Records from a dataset
☆ ☆ ☆ ☆ ☆ ☆ ☆

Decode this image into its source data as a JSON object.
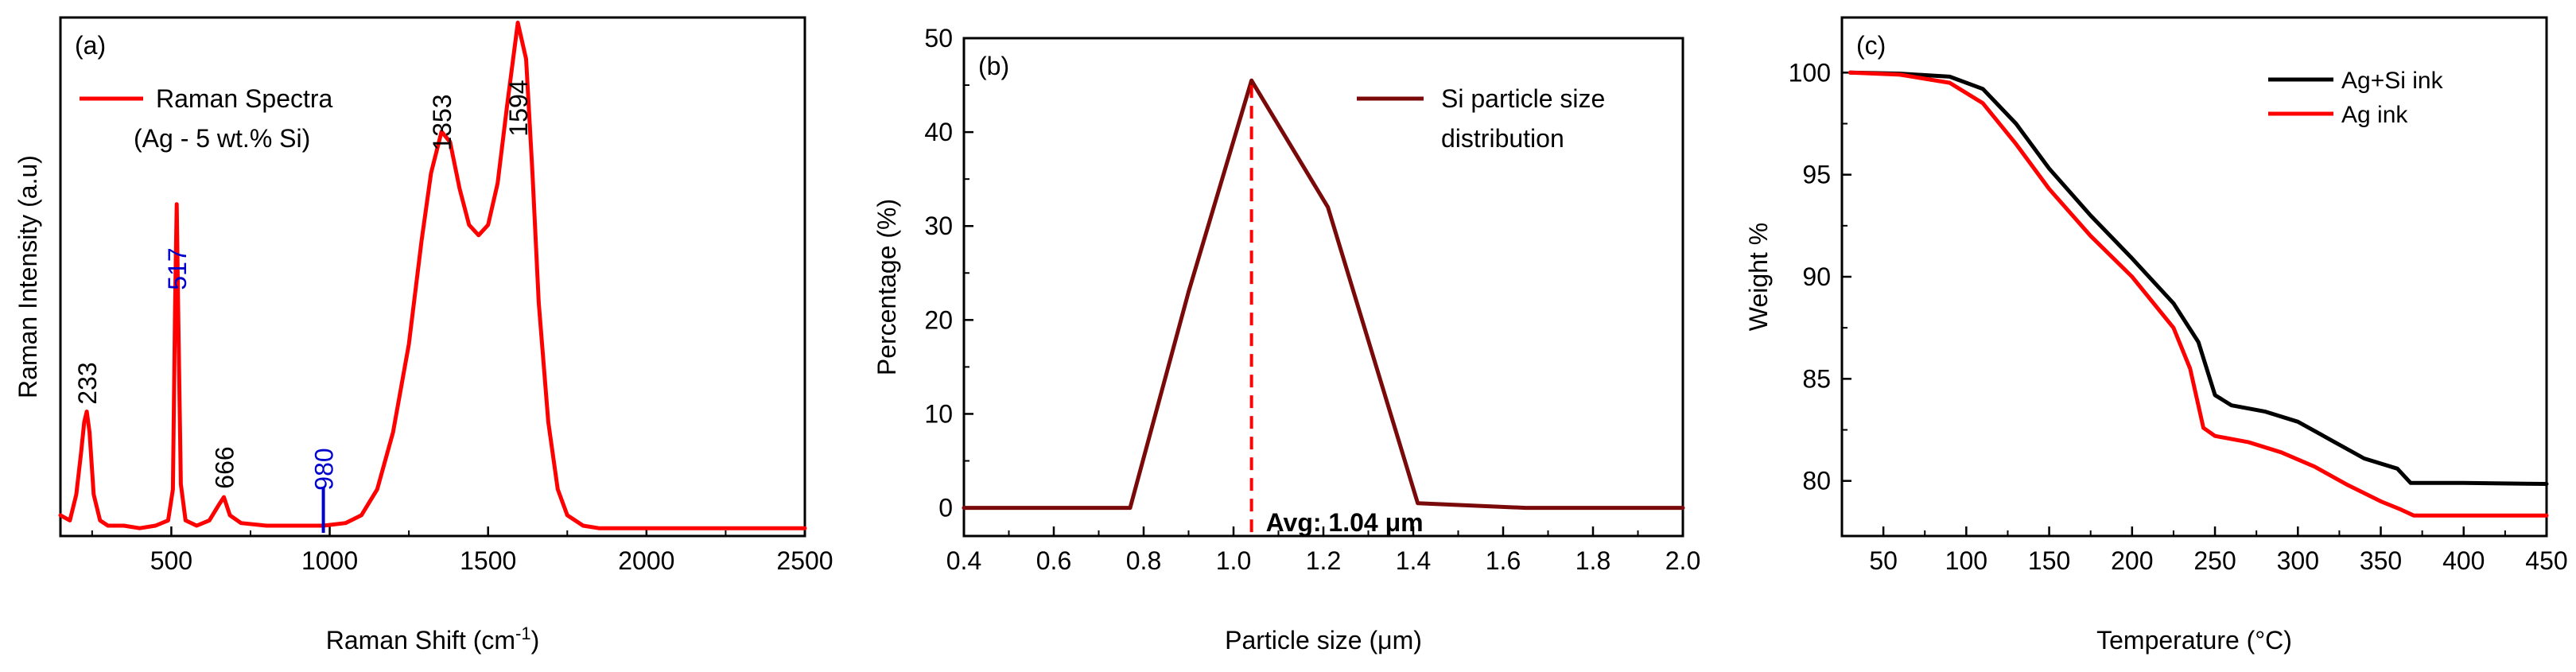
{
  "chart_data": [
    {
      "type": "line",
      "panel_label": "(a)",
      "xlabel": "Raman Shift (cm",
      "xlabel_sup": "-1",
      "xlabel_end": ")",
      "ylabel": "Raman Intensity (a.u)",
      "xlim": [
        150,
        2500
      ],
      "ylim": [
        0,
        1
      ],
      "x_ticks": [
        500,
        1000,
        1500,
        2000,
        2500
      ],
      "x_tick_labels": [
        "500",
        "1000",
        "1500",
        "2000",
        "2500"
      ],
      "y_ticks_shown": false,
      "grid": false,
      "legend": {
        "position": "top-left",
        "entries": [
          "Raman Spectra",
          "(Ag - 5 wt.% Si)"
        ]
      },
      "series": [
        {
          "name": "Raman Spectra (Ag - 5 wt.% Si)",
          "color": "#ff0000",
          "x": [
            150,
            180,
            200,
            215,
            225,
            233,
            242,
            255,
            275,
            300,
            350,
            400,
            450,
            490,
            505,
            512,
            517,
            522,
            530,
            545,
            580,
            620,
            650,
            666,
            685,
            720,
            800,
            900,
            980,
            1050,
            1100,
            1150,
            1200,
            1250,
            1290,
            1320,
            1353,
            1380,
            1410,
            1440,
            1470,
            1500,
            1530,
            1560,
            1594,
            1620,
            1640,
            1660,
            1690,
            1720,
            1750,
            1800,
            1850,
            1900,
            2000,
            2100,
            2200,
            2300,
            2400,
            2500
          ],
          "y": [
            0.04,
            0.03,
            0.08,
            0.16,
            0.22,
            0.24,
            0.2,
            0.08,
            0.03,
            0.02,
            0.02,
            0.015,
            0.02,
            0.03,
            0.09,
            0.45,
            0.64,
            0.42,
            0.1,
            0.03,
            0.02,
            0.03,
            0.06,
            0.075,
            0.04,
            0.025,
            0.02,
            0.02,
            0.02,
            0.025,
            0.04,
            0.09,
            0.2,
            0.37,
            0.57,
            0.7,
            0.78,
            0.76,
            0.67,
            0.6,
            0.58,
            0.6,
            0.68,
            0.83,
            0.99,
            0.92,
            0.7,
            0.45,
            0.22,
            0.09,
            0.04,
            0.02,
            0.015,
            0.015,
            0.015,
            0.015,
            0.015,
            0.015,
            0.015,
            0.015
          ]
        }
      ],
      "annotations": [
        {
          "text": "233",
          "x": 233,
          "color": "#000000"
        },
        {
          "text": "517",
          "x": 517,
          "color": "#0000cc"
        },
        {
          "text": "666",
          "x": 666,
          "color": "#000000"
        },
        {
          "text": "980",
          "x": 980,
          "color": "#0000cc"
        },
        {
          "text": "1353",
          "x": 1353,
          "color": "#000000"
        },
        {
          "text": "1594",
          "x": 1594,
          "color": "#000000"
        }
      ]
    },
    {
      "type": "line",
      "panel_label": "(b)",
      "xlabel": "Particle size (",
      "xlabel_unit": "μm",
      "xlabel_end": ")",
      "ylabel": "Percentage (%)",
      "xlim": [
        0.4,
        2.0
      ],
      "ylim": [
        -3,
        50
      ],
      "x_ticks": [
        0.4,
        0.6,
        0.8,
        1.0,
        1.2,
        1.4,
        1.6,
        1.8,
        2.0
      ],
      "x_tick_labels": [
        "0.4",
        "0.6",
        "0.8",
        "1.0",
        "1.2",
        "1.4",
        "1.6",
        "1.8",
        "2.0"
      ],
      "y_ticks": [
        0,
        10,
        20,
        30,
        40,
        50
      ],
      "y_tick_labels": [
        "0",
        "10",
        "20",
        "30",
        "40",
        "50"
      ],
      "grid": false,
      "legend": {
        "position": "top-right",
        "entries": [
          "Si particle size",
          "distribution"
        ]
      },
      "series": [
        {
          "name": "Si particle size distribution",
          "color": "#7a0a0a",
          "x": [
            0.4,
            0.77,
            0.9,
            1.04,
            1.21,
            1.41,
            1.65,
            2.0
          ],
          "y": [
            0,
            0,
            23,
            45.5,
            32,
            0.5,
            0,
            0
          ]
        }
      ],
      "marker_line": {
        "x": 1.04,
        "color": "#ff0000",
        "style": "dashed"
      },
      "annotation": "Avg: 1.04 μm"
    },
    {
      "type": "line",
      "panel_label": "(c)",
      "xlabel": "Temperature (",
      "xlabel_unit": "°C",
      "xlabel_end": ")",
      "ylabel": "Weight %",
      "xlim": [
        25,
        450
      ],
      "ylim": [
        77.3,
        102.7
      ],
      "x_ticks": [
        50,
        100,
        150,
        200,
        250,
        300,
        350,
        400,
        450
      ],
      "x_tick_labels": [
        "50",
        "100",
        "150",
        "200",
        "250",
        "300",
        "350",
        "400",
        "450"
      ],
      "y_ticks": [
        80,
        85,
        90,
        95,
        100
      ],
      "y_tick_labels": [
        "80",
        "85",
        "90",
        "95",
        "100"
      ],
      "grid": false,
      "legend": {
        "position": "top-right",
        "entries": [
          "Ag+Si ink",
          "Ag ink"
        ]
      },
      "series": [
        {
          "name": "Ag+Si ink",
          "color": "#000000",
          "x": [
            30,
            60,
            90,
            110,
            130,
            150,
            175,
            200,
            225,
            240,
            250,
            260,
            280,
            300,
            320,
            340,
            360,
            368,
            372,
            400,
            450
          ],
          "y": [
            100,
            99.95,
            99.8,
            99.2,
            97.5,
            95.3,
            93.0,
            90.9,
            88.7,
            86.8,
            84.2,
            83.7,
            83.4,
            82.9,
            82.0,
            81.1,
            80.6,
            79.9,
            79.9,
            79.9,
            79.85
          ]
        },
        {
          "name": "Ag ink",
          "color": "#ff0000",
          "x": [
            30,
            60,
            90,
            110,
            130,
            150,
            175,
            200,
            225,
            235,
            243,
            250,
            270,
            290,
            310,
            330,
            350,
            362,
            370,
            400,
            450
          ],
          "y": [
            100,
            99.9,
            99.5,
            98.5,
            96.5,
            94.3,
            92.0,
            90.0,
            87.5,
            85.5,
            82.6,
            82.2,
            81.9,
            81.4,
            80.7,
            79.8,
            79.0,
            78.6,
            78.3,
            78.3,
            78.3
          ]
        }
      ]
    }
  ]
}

☆ ☆ ☆ ☆ ☆ ☆ ☆

Objective
Set the data above down again exactly as given, with no pictures.

Reply to the task
Decode this image into its source data as a JSON object.
{
  "chart_data": [
    {
      "type": "line",
      "panel_label": "(a)",
      "xlabel": "Raman Shift (cm",
      "xlabel_sup": "-1",
      "xlabel_end": ")",
      "ylabel": "Raman Intensity (a.u)",
      "xlim": [
        150,
        2500
      ],
      "ylim": [
        0,
        1
      ],
      "x_ticks": [
        500,
        1000,
        1500,
        2000,
        2500
      ],
      "x_tick_labels": [
        "500",
        "1000",
        "1500",
        "2000",
        "2500"
      ],
      "y_ticks_shown": false,
      "grid": false,
      "legend": {
        "position": "top-left",
        "entries": [
          "Raman Spectra",
          "(Ag - 5 wt.% Si)"
        ]
      },
      "series": [
        {
          "name": "Raman Spectra (Ag - 5 wt.% Si)",
          "color": "#ff0000",
          "x": [
            150,
            180,
            200,
            215,
            225,
            233,
            242,
            255,
            275,
            300,
            350,
            400,
            450,
            490,
            505,
            512,
            517,
            522,
            530,
            545,
            580,
            620,
            650,
            666,
            685,
            720,
            800,
            900,
            980,
            1050,
            1100,
            1150,
            1200,
            1250,
            1290,
            1320,
            1353,
            1380,
            1410,
            1440,
            1470,
            1500,
            1530,
            1560,
            1594,
            1620,
            1640,
            1660,
            1690,
            1720,
            1750,
            1800,
            1850,
            1900,
            2000,
            2100,
            2200,
            2300,
            2400,
            2500
          ],
          "y": [
            0.04,
            0.03,
            0.08,
            0.16,
            0.22,
            0.24,
            0.2,
            0.08,
            0.03,
            0.02,
            0.02,
            0.015,
            0.02,
            0.03,
            0.09,
            0.45,
            0.64,
            0.42,
            0.1,
            0.03,
            0.02,
            0.03,
            0.06,
            0.075,
            0.04,
            0.025,
            0.02,
            0.02,
            0.02,
            0.025,
            0.04,
            0.09,
            0.2,
            0.37,
            0.57,
            0.7,
            0.78,
            0.76,
            0.67,
            0.6,
            0.58,
            0.6,
            0.68,
            0.83,
            0.99,
            0.92,
            0.7,
            0.45,
            0.22,
            0.09,
            0.04,
            0.02,
            0.015,
            0.015,
            0.015,
            0.015,
            0.015,
            0.015,
            0.015,
            0.015
          ]
        }
      ],
      "annotations": [
        {
          "text": "233",
          "x": 233,
          "color": "#000000"
        },
        {
          "text": "517",
          "x": 517,
          "color": "#0000cc"
        },
        {
          "text": "666",
          "x": 666,
          "color": "#000000"
        },
        {
          "text": "980",
          "x": 980,
          "color": "#0000cc"
        },
        {
          "text": "1353",
          "x": 1353,
          "color": "#000000"
        },
        {
          "text": "1594",
          "x": 1594,
          "color": "#000000"
        }
      ]
    },
    {
      "type": "line",
      "panel_label": "(b)",
      "xlabel": "Particle size (",
      "xlabel_unit": "μm",
      "xlabel_end": ")",
      "ylabel": "Percentage (%)",
      "xlim": [
        0.4,
        2.0
      ],
      "ylim": [
        -3,
        50
      ],
      "x_ticks": [
        0.4,
        0.6,
        0.8,
        1.0,
        1.2,
        1.4,
        1.6,
        1.8,
        2.0
      ],
      "x_tick_labels": [
        "0.4",
        "0.6",
        "0.8",
        "1.0",
        "1.2",
        "1.4",
        "1.6",
        "1.8",
        "2.0"
      ],
      "y_ticks": [
        0,
        10,
        20,
        30,
        40,
        50
      ],
      "y_tick_labels": [
        "0",
        "10",
        "20",
        "30",
        "40",
        "50"
      ],
      "grid": false,
      "legend": {
        "position": "top-right",
        "entries": [
          "Si particle size",
          "distribution"
        ]
      },
      "series": [
        {
          "name": "Si particle size distribution",
          "color": "#7a0a0a",
          "x": [
            0.4,
            0.77,
            0.9,
            1.04,
            1.21,
            1.41,
            1.65,
            2.0
          ],
          "y": [
            0,
            0,
            23,
            45.5,
            32,
            0.5,
            0,
            0
          ]
        }
      ],
      "marker_line": {
        "x": 1.04,
        "color": "#ff0000",
        "style": "dashed"
      },
      "annotation": "Avg: 1.04 μm"
    },
    {
      "type": "line",
      "panel_label": "(c)",
      "xlabel": "Temperature (",
      "xlabel_unit": "°C",
      "xlabel_end": ")",
      "ylabel": "Weight %",
      "xlim": [
        25,
        450
      ],
      "ylim": [
        77.3,
        102.7
      ],
      "x_ticks": [
        50,
        100,
        150,
        200,
        250,
        300,
        350,
        400,
        450
      ],
      "x_tick_labels": [
        "50",
        "100",
        "150",
        "200",
        "250",
        "300",
        "350",
        "400",
        "450"
      ],
      "y_ticks": [
        80,
        85,
        90,
        95,
        100
      ],
      "y_tick_labels": [
        "80",
        "85",
        "90",
        "95",
        "100"
      ],
      "grid": false,
      "legend": {
        "position": "top-right",
        "entries": [
          "Ag+Si ink",
          "Ag ink"
        ]
      },
      "series": [
        {
          "name": "Ag+Si ink",
          "color": "#000000",
          "x": [
            30,
            60,
            90,
            110,
            130,
            150,
            175,
            200,
            225,
            240,
            250,
            260,
            280,
            300,
            320,
            340,
            360,
            368,
            372,
            400,
            450
          ],
          "y": [
            100,
            99.95,
            99.8,
            99.2,
            97.5,
            95.3,
            93.0,
            90.9,
            88.7,
            86.8,
            84.2,
            83.7,
            83.4,
            82.9,
            82.0,
            81.1,
            80.6,
            79.9,
            79.9,
            79.9,
            79.85
          ]
        },
        {
          "name": "Ag ink",
          "color": "#ff0000",
          "x": [
            30,
            60,
            90,
            110,
            130,
            150,
            175,
            200,
            225,
            235,
            243,
            250,
            270,
            290,
            310,
            330,
            350,
            362,
            370,
            400,
            450
          ],
          "y": [
            100,
            99.9,
            99.5,
            98.5,
            96.5,
            94.3,
            92.0,
            90.0,
            87.5,
            85.5,
            82.6,
            82.2,
            81.9,
            81.4,
            80.7,
            79.8,
            79.0,
            78.6,
            78.3,
            78.3,
            78.3
          ]
        }
      ]
    }
  ]
}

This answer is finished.